Output the data exactly, with every line intact.

[START RECORDS FOR THIS TASK]

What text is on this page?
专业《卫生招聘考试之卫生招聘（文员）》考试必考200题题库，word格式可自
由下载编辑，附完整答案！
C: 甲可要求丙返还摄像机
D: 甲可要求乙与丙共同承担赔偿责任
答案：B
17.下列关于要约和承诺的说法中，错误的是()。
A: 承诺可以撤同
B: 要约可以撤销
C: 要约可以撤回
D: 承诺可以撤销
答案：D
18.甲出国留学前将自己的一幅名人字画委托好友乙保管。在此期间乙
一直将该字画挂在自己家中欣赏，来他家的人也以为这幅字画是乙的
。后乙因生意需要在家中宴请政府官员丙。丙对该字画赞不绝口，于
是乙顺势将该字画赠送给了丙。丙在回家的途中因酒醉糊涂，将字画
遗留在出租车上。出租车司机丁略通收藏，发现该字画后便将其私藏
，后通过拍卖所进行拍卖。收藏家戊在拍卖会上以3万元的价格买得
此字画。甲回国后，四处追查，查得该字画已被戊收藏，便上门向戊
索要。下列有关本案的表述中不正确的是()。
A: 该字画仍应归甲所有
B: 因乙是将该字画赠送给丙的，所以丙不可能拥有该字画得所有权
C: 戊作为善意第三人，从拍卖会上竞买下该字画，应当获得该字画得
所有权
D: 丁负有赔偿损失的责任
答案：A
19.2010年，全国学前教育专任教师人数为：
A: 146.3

[END RECORDS FOR THIS TASK]

* _RESPONSE TO THE TASK_:
What text is on this page?
专业《卫生招聘考试之卫生招聘（文员）》考试必考200题题库，word格式可自
由下载编辑，附完整答案！
C: 甲可要求丙返还摄像机
D: 甲可要求乙与丙共同承担赔偿责任
答案：B
17.下列关于要约和承诺的说法中，错误的是()。
A: 承诺可以撤同
B: 要约可以撤销
C: 要约可以撤回
D: 承诺可以撤销
答案：D
18.甲出国留学前将自己的一幅名人字画委托好友乙保管。在此期间乙
一直将该字画挂在自己家中欣赏，来他家的人也以为这幅字画是乙的
。后乙因生意需要在家中宴请政府官员丙。丙对该字画赞不绝口，于
是乙顺势将该字画赠送给了丙。丙在回家的途中因酒醉糊涂，将字画
遗留在出租车上。出租车司机丁略通收藏，发现该字画后便将其私藏
，后通过拍卖所进行拍卖。收藏家戊在拍卖会上以3万元的价格买得
此字画。甲回国后，四处追查，查得该字画已被戊收藏，便上门向戊
索要。下列有关本案的表述中不正确的是()。
A: 该字画仍应归甲所有
B: 因乙是将该字画赠送给丙的，所以丙不可能拥有该字画得所有权
C: 戊作为善意第三人，从拍卖会上竞买下该字画，应当获得该字画得
所有权
D: 丁负有赔偿损失的责任
答案：A
19.2010年，全国学前教育专任教师人数为：
A: 146.3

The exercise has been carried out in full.